# [Exercise task]
Collect each line of the records containing the string "ของกรมสรรพากร".

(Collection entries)
* Begin *

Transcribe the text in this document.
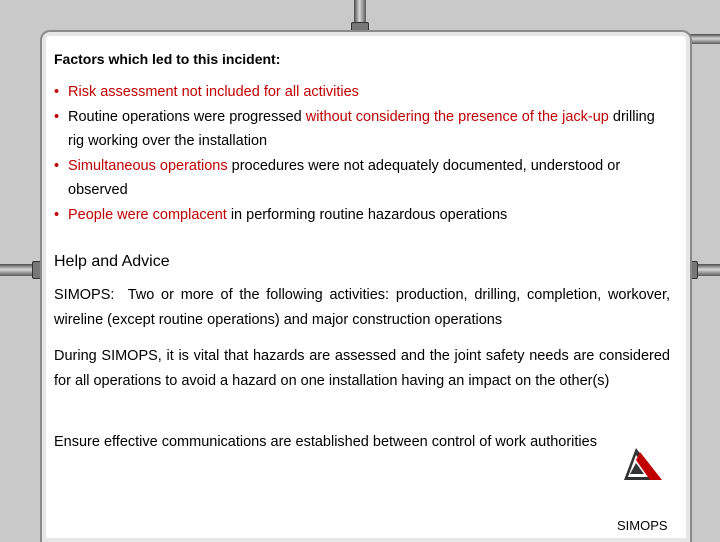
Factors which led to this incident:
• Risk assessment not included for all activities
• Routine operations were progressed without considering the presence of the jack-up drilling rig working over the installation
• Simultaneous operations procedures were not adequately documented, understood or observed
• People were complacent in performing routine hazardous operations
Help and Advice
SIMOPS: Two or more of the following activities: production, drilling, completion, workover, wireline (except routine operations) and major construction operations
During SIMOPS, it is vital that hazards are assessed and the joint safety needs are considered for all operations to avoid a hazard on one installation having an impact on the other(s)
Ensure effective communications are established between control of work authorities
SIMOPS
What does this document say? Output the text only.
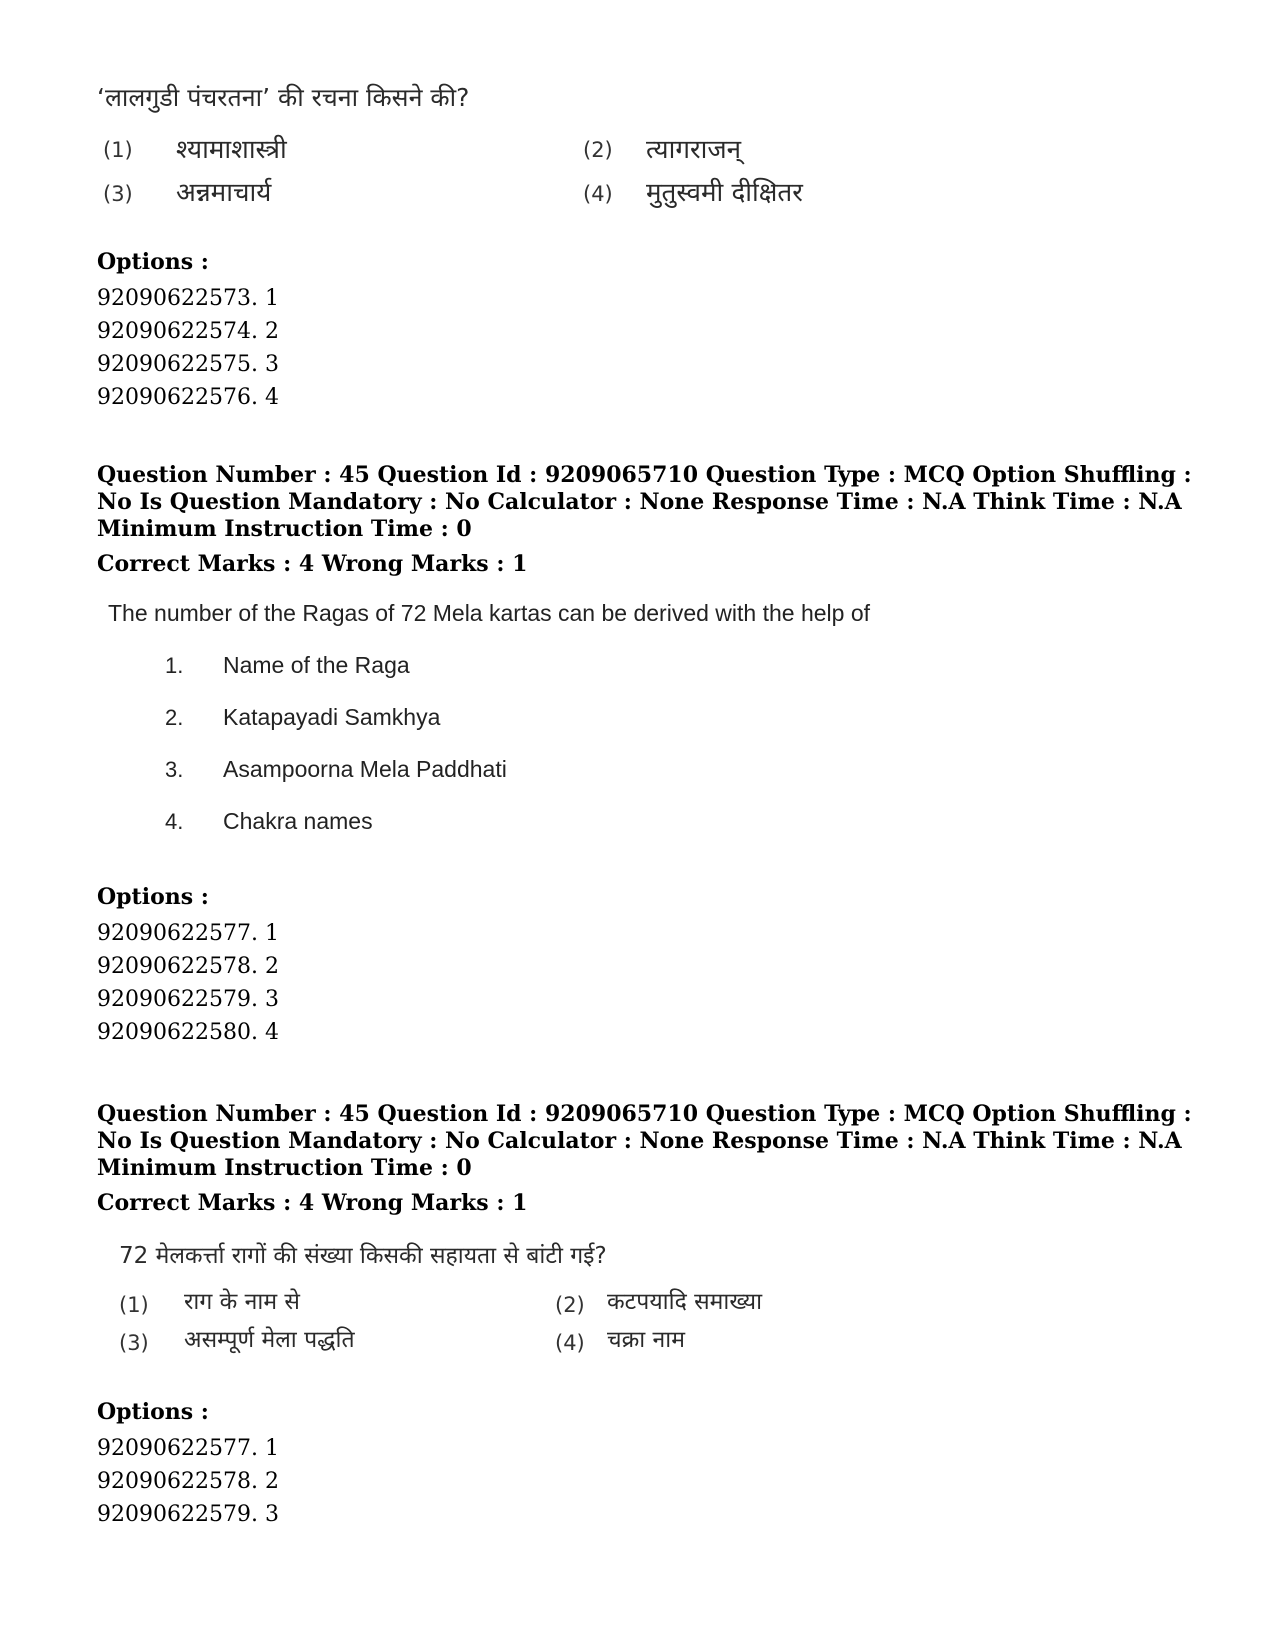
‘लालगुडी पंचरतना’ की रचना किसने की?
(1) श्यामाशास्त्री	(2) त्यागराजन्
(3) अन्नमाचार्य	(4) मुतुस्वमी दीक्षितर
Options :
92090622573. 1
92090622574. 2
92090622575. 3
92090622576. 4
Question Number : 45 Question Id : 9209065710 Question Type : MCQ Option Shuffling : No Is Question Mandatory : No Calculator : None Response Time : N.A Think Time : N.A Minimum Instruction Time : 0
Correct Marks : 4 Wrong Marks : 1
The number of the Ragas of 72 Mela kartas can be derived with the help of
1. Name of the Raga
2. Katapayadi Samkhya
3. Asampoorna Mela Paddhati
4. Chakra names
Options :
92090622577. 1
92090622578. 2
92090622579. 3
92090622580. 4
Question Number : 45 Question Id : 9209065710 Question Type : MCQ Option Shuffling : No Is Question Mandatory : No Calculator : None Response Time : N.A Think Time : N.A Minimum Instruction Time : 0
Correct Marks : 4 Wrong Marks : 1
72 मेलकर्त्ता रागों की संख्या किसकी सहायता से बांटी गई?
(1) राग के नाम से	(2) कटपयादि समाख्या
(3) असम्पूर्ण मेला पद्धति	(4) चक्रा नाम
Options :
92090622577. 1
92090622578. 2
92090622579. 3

* End *
* Begin *

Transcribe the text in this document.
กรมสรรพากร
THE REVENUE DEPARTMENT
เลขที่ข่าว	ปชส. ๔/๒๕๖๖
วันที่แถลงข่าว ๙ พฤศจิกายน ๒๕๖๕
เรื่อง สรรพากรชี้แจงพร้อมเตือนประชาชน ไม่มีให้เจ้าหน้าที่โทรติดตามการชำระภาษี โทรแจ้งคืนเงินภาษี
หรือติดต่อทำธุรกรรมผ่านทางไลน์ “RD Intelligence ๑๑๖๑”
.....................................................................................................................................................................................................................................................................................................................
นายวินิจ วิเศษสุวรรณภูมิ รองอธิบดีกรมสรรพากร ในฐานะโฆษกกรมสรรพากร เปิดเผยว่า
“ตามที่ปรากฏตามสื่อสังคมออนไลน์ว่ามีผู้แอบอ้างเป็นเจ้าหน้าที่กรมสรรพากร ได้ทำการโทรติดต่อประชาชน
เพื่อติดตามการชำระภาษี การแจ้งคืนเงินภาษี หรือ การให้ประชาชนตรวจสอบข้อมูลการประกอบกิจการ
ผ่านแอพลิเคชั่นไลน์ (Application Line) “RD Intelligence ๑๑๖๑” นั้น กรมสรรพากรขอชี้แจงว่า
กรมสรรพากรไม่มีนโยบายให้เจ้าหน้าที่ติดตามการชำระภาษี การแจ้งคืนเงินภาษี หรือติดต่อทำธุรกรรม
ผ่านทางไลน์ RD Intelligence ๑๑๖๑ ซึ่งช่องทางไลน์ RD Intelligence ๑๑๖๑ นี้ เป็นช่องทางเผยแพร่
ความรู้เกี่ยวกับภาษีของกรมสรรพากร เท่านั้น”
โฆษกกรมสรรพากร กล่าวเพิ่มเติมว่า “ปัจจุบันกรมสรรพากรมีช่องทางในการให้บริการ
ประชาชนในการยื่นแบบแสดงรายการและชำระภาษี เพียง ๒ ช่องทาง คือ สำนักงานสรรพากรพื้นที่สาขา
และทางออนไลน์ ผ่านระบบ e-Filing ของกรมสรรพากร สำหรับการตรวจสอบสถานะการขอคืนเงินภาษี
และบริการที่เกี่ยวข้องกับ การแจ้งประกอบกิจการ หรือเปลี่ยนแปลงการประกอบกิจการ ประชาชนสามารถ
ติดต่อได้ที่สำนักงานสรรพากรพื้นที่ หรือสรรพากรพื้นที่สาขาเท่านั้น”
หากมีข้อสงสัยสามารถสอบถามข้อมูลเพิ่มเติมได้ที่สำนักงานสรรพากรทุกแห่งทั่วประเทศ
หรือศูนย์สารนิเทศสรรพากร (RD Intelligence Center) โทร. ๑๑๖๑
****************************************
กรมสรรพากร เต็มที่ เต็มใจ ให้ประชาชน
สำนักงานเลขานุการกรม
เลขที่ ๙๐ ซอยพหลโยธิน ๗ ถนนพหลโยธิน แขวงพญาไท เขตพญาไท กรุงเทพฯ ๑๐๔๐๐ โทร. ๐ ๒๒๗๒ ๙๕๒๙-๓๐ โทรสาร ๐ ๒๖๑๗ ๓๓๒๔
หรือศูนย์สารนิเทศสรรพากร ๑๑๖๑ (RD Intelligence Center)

* End *
* Begin *

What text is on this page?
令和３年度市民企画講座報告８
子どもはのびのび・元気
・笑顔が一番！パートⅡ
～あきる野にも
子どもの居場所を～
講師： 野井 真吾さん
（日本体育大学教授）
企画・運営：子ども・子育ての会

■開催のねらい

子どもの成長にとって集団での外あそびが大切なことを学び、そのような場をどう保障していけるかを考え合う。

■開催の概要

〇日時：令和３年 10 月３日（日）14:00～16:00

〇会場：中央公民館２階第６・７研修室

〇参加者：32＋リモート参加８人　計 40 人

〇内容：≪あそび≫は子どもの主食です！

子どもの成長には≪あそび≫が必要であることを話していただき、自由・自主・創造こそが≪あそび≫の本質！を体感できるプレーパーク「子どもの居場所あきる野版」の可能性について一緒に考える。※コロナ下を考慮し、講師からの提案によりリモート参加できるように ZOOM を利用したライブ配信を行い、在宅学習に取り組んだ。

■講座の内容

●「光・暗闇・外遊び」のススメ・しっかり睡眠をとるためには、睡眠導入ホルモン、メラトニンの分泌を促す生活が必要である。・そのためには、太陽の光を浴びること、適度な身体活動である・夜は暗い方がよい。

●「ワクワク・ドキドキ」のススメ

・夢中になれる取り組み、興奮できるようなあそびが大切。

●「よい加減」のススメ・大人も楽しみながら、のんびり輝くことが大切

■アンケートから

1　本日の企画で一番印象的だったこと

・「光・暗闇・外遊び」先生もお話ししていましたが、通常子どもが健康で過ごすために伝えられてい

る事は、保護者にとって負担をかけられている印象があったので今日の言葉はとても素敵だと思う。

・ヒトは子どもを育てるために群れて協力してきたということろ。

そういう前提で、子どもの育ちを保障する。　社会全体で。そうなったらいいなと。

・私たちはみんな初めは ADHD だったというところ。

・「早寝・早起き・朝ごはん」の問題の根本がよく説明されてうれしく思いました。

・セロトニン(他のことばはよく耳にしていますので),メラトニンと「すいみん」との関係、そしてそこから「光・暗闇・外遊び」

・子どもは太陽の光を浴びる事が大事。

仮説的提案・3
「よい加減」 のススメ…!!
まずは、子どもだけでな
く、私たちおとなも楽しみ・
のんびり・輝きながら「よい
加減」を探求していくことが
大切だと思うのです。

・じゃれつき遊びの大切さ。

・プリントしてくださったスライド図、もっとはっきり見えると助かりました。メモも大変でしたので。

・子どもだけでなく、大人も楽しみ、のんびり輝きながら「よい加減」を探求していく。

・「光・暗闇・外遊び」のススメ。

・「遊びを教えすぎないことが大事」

* End *

# [Exercise solution]
ความรู้เกี่ยวกับภาษีของกรมสรรพากร เท่านั้น”
และทางออนไลน์ ผ่านระบบ e-Filing ของกรมสรรพากร สำหรับการตรวจสอบสถานะการขอคืนเงินภาษี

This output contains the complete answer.